RECORDS FOR PROCESSING |
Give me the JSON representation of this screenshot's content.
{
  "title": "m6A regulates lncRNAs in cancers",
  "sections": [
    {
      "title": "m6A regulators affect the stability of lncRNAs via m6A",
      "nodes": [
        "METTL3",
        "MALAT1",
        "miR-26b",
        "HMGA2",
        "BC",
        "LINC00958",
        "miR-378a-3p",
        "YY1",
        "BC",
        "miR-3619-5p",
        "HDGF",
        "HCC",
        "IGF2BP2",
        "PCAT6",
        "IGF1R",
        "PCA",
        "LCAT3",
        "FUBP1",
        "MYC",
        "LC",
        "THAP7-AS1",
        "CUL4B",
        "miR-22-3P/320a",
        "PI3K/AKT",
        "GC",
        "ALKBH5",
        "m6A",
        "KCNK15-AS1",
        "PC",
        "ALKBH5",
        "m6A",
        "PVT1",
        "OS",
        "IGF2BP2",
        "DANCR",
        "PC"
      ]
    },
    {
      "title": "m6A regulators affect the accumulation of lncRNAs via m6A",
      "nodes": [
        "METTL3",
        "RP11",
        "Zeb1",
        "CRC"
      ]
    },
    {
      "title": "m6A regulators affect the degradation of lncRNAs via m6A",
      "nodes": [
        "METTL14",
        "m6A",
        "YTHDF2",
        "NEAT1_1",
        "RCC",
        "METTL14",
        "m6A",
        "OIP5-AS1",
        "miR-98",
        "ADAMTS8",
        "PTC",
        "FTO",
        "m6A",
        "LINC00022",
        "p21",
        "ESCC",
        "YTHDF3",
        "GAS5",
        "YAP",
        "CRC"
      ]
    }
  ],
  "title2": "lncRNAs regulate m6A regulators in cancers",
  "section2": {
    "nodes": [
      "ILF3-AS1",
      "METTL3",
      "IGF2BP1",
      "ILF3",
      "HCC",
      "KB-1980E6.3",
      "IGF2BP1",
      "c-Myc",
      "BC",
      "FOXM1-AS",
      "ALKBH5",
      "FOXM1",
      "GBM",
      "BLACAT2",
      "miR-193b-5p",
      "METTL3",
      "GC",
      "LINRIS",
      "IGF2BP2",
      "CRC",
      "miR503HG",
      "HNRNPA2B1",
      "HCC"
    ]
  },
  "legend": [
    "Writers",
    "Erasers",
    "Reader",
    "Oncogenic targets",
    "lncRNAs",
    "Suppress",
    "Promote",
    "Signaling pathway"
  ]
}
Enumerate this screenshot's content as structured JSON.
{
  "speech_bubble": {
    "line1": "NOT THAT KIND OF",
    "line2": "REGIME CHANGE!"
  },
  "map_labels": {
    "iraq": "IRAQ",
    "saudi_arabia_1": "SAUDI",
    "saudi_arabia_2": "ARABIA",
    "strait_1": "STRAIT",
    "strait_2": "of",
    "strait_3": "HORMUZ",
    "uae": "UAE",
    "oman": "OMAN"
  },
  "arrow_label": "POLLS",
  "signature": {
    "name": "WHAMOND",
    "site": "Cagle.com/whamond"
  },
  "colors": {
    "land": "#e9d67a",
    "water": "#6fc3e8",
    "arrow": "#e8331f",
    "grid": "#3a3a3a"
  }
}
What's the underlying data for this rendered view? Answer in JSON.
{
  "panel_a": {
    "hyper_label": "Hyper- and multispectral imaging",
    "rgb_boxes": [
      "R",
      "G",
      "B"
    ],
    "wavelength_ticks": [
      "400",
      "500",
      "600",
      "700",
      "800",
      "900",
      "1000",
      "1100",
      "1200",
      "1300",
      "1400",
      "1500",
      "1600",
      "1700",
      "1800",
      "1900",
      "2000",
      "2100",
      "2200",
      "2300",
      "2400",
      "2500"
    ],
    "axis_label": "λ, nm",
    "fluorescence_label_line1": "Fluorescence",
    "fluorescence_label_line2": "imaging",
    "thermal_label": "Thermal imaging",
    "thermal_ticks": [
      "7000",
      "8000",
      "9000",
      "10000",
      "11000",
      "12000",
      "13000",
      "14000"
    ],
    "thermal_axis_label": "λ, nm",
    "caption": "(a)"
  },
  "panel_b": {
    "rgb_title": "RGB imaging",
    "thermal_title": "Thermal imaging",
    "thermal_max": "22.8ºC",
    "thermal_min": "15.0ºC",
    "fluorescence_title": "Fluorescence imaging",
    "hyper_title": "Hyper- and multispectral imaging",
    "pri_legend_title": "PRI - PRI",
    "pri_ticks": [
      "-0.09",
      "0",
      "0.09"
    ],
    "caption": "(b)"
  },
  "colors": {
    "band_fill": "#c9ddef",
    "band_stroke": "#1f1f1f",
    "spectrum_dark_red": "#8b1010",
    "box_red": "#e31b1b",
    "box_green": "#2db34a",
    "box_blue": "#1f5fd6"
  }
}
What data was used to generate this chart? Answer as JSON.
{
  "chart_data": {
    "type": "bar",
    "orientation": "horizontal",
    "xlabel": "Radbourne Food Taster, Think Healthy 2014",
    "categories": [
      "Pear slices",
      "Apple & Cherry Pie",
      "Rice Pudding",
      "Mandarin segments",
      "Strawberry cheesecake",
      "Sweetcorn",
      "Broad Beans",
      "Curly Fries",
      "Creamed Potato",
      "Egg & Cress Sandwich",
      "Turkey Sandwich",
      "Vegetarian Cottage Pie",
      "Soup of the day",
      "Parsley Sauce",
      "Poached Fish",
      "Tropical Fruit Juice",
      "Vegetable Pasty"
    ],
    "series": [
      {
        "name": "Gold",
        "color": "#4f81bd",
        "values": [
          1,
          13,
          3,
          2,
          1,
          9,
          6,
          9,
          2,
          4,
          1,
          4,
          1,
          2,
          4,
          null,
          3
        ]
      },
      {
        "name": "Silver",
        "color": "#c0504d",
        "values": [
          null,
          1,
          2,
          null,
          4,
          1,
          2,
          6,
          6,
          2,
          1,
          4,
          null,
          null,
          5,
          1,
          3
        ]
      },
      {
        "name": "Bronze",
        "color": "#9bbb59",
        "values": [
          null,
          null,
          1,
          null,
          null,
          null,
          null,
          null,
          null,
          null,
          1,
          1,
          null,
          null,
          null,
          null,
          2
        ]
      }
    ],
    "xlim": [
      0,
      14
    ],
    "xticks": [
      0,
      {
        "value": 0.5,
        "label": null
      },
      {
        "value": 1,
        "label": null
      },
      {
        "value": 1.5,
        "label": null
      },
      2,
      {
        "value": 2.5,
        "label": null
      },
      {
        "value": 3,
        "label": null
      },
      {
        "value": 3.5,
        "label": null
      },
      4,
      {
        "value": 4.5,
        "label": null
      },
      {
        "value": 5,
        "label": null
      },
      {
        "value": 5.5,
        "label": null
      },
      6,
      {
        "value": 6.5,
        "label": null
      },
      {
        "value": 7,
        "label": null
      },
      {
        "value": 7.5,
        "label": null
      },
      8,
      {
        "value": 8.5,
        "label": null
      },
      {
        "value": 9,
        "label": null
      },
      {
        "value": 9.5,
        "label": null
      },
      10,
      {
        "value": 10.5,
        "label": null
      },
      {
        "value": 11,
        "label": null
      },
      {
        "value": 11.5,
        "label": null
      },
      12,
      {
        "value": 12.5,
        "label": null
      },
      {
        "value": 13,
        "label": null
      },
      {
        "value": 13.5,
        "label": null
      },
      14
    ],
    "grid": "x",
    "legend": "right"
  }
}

THE EXERCISE | From the entries above, return each line with the word "imaging" in it.

TASK ANSWER |
    "hyper_label": "Hyper- and multispectral imaging",
    "fluorescence_label_line2": "imaging",
    "thermal_label": "Thermal imaging",
    "rgb_title": "RGB imaging",
    "thermal_title": "Thermal imaging",
    "fluorescence_title": "Fluorescence imaging",
    "hyper_title": "Hyper- and multispectral imaging",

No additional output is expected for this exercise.